Data excerpts:
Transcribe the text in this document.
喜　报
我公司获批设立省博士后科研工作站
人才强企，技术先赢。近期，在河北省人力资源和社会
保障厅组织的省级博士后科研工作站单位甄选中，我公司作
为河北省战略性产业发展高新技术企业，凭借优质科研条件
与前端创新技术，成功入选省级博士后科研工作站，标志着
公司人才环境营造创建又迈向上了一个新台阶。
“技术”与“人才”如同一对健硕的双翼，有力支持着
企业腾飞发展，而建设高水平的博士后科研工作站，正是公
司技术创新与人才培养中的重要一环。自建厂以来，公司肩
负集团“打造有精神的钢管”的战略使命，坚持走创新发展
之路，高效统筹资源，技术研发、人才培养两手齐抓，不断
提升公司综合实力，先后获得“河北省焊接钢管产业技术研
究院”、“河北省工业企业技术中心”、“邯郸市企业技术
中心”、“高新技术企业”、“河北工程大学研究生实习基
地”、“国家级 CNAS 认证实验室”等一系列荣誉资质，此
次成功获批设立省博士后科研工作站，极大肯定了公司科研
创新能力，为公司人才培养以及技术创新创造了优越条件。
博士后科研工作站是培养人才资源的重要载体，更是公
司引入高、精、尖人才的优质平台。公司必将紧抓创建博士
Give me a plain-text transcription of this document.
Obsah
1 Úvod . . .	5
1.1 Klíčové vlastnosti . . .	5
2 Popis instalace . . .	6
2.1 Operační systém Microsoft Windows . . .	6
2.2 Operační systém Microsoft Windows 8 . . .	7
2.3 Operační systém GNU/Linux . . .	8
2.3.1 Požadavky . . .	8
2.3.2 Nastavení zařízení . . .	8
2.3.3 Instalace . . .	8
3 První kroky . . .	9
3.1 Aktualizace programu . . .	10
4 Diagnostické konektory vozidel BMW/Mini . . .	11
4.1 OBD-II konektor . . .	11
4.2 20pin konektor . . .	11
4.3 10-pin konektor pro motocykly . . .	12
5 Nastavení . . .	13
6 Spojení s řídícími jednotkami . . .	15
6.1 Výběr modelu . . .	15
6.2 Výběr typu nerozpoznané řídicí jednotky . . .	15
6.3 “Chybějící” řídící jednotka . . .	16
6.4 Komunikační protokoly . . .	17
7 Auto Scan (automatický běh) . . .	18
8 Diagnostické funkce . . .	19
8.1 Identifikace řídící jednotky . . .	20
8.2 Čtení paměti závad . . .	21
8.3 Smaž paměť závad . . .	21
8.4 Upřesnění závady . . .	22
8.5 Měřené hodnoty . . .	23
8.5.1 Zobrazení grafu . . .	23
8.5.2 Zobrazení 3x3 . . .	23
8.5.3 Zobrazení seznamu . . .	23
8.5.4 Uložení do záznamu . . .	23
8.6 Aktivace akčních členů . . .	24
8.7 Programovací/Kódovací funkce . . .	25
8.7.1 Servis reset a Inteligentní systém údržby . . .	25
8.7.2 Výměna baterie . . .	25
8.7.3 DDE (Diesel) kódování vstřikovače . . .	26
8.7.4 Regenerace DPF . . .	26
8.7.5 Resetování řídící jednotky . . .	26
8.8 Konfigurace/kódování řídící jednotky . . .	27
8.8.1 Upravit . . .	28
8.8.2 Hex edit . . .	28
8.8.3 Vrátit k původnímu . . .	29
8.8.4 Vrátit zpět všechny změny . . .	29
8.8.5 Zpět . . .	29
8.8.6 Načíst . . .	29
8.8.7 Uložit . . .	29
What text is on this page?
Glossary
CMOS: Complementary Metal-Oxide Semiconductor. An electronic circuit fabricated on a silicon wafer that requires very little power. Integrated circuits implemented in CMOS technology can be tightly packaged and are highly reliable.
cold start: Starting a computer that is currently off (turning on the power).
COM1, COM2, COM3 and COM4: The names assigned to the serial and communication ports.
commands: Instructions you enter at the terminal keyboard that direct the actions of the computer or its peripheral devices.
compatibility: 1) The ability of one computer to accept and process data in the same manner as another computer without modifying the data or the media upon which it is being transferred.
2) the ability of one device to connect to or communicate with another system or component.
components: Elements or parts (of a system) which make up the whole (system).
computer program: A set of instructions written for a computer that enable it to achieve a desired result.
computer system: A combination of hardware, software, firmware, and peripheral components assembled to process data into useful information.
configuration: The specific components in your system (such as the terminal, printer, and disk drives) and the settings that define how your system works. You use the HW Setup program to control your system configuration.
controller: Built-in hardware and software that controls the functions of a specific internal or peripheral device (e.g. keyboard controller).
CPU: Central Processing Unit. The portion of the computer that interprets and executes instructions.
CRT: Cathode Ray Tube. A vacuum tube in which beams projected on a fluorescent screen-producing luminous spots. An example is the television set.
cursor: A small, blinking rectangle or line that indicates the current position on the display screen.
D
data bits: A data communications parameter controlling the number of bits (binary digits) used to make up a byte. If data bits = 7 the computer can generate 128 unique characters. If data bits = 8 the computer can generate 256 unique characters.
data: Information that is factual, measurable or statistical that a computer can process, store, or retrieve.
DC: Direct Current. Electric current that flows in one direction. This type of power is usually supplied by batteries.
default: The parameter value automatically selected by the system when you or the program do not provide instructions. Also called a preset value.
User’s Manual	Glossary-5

▸ WORK TO COMPLETE: Where a line above contains the string "Výběr", copy that line.

▸ OUTPUT BELOW:
6.1 Výběr modelu . . .	15
6.2 Výběr typu nerozpoznané řídicí jednotky . . .	15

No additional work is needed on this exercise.